begin LISTED ENTRIES
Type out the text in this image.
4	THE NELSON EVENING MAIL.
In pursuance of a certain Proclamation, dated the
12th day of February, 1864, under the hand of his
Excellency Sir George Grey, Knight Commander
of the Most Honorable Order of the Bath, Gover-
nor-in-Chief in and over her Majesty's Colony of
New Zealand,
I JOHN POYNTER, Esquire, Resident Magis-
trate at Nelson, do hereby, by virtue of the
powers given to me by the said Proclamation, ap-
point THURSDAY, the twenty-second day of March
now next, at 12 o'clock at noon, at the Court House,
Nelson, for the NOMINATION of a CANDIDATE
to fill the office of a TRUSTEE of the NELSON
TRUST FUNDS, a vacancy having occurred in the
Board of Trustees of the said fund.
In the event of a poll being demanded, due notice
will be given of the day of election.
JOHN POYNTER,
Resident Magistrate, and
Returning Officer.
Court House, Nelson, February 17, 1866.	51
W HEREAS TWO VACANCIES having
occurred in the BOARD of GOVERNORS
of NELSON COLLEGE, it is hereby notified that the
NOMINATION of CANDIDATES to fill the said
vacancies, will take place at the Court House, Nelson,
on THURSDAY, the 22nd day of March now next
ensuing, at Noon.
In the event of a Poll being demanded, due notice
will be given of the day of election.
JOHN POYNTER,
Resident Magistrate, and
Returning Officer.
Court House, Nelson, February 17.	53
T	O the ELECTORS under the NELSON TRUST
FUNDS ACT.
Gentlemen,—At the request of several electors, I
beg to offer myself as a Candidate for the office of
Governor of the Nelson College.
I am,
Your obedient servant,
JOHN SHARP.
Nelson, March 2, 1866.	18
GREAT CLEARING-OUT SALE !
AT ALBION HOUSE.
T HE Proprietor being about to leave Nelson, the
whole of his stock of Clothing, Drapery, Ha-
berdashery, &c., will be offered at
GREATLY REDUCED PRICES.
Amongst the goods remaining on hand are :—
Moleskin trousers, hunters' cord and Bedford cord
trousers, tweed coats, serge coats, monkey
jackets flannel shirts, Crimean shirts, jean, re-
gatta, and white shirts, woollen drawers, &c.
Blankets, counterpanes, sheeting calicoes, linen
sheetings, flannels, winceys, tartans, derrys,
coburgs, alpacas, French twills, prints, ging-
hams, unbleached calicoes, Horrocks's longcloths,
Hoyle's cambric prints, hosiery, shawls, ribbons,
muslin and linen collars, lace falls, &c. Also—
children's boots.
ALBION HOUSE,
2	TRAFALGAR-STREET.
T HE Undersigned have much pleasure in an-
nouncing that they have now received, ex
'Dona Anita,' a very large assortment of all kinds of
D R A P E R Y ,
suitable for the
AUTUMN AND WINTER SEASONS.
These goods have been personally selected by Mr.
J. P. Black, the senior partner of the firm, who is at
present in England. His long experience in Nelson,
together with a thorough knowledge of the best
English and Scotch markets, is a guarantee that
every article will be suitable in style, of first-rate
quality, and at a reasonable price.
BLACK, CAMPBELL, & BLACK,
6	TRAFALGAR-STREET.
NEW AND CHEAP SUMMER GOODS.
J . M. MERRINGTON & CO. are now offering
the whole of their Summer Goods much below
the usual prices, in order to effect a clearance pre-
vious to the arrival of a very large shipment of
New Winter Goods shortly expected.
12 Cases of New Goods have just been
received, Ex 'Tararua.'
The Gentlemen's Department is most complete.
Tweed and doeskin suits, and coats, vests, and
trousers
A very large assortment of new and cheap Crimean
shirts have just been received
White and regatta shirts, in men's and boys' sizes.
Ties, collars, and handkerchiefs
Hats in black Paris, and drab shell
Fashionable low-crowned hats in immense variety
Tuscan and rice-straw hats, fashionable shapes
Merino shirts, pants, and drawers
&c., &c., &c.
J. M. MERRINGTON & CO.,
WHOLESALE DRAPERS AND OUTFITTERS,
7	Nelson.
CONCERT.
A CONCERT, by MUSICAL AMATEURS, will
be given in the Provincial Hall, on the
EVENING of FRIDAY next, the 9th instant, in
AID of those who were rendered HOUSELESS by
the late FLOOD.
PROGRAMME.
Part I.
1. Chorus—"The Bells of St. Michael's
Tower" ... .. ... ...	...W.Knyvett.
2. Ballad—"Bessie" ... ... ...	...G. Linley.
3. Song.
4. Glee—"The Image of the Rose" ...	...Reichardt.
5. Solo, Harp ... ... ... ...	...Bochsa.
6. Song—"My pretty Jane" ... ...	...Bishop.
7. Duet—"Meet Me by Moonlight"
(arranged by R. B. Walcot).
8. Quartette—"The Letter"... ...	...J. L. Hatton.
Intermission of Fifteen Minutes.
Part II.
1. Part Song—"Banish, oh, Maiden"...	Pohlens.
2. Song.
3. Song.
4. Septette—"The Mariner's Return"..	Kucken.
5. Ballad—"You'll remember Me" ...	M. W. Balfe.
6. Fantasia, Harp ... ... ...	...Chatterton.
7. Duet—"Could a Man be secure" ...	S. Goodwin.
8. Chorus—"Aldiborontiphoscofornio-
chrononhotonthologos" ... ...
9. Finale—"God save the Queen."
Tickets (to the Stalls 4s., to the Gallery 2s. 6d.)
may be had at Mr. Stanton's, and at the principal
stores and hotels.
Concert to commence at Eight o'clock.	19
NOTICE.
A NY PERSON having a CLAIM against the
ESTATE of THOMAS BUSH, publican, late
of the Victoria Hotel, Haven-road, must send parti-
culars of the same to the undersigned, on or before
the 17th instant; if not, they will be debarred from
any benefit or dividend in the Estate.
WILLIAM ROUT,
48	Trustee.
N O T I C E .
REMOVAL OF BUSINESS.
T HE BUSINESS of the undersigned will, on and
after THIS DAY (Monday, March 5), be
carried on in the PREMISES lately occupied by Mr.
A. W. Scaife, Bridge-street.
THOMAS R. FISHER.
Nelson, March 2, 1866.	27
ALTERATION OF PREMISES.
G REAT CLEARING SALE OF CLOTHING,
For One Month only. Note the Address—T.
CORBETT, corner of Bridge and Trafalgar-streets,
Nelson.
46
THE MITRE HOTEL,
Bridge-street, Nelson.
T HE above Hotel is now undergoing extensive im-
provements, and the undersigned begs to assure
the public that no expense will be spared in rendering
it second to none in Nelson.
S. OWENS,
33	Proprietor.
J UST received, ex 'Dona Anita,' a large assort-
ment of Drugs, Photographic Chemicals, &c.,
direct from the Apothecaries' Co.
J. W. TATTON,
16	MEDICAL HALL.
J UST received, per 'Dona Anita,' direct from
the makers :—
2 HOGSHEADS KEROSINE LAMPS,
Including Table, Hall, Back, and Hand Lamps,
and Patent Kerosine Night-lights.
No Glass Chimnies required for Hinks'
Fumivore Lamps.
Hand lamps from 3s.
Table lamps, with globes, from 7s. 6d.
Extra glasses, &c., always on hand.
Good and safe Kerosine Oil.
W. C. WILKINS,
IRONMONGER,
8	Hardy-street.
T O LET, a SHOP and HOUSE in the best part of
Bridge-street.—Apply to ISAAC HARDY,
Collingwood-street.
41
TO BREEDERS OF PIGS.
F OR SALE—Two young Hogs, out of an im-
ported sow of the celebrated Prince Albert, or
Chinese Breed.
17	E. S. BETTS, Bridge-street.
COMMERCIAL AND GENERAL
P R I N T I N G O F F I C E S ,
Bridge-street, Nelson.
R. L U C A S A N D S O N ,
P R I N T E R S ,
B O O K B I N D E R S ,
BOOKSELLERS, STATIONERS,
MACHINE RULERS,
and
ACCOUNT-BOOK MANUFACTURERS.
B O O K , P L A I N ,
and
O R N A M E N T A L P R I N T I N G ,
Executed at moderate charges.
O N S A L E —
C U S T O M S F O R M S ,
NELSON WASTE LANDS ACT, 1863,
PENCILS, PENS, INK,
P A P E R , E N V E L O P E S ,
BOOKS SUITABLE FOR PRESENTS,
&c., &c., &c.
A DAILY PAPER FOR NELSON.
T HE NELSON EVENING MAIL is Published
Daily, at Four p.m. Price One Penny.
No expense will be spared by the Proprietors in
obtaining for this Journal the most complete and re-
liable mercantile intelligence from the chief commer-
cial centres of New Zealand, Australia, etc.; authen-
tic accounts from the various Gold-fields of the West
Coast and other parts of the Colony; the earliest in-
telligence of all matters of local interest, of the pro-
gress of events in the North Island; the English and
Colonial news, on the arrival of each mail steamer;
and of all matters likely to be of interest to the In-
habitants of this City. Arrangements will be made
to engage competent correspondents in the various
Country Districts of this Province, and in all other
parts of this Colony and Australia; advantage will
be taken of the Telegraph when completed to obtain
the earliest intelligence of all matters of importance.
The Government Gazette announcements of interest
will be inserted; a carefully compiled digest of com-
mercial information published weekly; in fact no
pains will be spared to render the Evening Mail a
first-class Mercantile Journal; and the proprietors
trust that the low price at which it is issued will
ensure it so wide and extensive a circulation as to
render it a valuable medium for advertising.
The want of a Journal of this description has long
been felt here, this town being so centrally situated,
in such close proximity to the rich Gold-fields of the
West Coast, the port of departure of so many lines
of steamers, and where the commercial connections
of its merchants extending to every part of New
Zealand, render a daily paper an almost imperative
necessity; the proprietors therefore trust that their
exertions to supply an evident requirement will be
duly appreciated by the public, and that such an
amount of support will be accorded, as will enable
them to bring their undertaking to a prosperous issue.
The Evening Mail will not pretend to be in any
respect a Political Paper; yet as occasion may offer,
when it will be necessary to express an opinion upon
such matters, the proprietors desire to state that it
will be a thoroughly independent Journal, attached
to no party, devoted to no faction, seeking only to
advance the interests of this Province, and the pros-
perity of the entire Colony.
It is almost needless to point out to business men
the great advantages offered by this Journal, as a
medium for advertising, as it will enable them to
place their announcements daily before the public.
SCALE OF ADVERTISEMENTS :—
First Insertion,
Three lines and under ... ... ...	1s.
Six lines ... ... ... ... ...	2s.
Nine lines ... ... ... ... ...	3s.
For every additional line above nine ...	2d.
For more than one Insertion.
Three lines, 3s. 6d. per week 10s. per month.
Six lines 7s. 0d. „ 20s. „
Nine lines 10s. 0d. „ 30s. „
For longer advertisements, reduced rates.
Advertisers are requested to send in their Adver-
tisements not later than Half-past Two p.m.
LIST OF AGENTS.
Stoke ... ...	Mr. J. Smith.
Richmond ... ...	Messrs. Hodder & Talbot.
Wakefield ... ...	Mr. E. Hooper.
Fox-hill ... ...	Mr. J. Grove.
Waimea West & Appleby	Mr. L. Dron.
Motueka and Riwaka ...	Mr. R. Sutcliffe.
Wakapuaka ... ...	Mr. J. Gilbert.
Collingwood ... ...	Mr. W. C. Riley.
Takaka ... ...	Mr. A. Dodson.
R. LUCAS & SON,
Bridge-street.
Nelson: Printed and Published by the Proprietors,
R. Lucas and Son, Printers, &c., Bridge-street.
end LISTED ENTRIES
→ STATED TASK: Select, from the listing, all lines that include the word "Insertion".

→ REPLY TO THE TASK:
First Insertion,
For more than one Insertion.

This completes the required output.